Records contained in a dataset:
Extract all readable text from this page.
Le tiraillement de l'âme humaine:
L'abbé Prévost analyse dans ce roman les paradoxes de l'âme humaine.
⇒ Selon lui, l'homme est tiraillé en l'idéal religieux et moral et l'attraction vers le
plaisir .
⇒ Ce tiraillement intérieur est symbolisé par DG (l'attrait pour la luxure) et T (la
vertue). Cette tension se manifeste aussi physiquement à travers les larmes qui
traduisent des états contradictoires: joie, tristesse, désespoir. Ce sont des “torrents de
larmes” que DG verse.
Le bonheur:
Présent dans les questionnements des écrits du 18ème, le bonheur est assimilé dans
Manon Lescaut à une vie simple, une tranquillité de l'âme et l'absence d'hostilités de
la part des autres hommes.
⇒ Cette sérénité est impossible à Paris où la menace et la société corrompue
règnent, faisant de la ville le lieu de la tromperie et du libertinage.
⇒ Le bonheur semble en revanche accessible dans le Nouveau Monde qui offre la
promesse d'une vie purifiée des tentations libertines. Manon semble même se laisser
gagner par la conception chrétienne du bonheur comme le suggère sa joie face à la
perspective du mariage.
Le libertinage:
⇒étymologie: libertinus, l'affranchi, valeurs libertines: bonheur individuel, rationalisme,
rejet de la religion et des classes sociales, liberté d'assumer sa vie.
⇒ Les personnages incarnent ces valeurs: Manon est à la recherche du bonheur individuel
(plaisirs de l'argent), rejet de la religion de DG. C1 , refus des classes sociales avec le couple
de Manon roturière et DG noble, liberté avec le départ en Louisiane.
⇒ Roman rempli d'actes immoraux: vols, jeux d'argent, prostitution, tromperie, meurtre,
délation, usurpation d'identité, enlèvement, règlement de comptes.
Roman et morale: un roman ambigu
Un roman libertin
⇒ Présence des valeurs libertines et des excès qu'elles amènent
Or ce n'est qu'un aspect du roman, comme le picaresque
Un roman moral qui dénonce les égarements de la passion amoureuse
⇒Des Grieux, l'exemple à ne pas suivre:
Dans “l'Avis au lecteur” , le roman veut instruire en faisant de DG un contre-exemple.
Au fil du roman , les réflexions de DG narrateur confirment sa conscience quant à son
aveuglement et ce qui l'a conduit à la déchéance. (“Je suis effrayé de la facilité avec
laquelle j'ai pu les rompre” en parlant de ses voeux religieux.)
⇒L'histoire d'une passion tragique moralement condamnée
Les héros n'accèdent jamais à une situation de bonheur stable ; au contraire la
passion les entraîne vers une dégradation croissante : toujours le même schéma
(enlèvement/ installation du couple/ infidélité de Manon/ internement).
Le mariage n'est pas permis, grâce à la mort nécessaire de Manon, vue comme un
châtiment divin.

Aim: Pull every line containing the word "individuel" out of the entries above.

Result:
⇒étymologie: libertinus, l'affranchi, valeurs libertines: bonheur individuel, rationalisme,
⇒ Les personnages incarnent ces valeurs: Manon est à la recherche du bonheur individuel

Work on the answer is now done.